== Aim of the exercise ==
Across the entries below, how many lines contain the string "this"? Give only the count.

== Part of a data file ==
begin

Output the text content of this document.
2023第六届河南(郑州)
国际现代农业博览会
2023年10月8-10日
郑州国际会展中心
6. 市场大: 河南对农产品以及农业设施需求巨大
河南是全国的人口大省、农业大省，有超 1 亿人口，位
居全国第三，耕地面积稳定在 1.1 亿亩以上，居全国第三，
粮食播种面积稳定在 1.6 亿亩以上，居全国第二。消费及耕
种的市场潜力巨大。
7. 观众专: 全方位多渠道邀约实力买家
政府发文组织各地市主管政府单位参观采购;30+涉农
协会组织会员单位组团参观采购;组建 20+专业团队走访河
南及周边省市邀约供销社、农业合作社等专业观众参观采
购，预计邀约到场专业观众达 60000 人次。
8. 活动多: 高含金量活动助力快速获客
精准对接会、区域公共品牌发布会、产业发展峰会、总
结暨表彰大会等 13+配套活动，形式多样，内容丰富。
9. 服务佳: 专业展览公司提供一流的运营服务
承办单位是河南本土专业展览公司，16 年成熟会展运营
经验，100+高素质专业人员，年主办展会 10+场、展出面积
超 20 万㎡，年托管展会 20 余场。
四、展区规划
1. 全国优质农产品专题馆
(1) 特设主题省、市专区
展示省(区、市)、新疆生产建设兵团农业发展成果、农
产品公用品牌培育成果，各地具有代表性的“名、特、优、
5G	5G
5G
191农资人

end
begin

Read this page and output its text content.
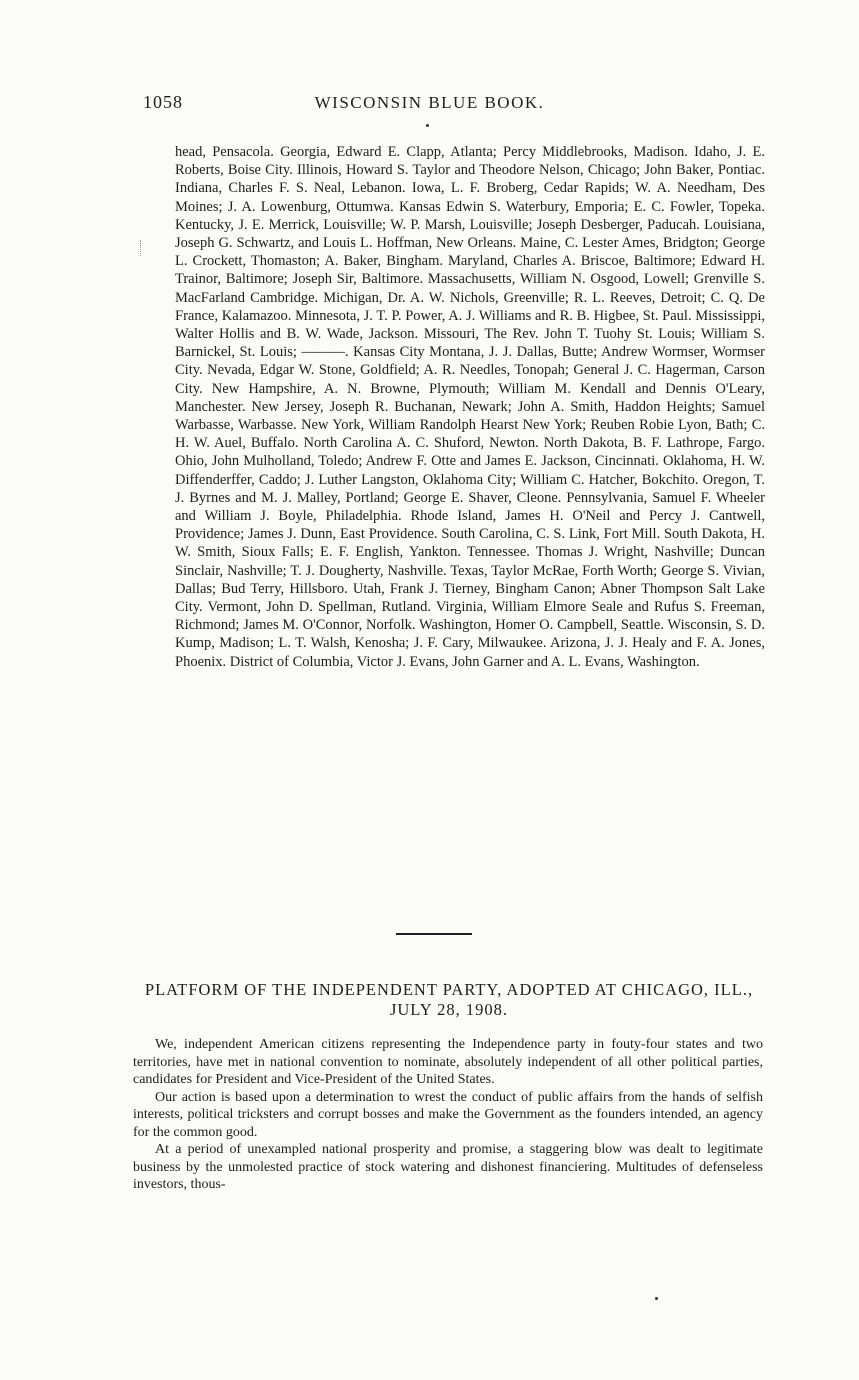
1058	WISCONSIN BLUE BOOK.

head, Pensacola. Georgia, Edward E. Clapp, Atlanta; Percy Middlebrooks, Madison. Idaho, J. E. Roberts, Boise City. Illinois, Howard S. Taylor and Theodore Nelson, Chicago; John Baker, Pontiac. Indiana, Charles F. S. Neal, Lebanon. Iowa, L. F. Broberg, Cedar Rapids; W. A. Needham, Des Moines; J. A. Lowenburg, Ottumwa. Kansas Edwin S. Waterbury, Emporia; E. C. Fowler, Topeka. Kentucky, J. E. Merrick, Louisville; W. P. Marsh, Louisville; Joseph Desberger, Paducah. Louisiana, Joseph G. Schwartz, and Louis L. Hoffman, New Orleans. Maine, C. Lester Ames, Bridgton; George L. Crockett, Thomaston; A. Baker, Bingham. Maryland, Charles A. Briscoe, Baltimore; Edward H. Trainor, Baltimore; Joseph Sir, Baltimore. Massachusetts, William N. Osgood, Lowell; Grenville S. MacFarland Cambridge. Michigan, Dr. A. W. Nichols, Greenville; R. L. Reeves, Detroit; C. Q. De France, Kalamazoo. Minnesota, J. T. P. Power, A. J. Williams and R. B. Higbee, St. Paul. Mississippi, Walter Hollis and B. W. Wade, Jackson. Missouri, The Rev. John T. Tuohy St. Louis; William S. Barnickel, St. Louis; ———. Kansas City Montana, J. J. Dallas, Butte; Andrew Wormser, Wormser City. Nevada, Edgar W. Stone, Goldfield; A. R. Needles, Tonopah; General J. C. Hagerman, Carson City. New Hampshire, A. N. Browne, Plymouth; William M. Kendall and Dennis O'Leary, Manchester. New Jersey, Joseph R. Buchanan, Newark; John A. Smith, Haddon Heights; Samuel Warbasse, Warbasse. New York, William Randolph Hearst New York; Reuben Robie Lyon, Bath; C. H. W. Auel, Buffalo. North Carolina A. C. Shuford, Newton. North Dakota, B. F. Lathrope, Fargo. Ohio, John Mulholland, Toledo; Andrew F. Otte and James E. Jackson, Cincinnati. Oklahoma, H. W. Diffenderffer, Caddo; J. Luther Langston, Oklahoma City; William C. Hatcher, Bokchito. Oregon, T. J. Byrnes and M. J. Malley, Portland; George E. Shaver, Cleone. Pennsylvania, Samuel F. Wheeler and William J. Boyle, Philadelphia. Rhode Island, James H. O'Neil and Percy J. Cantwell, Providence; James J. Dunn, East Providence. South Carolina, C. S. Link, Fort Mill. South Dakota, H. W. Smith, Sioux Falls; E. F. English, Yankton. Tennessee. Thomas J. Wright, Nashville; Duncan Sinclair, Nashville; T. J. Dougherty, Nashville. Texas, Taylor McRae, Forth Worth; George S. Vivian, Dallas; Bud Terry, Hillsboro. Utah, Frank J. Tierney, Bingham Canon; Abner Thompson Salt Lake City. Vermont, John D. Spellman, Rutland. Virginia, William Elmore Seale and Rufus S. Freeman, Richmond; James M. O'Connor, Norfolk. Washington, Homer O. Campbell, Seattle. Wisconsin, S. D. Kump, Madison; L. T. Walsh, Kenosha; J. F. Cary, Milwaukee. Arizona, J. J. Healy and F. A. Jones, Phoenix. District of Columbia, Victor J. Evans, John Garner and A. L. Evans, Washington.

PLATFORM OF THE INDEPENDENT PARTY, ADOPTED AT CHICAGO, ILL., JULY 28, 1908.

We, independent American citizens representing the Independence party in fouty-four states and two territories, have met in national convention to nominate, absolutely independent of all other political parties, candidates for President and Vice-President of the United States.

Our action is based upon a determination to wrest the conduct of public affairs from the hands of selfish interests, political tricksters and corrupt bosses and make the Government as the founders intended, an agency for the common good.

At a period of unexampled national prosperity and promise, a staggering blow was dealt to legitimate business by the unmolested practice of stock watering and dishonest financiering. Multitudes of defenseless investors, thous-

end

== Worked answer ==
2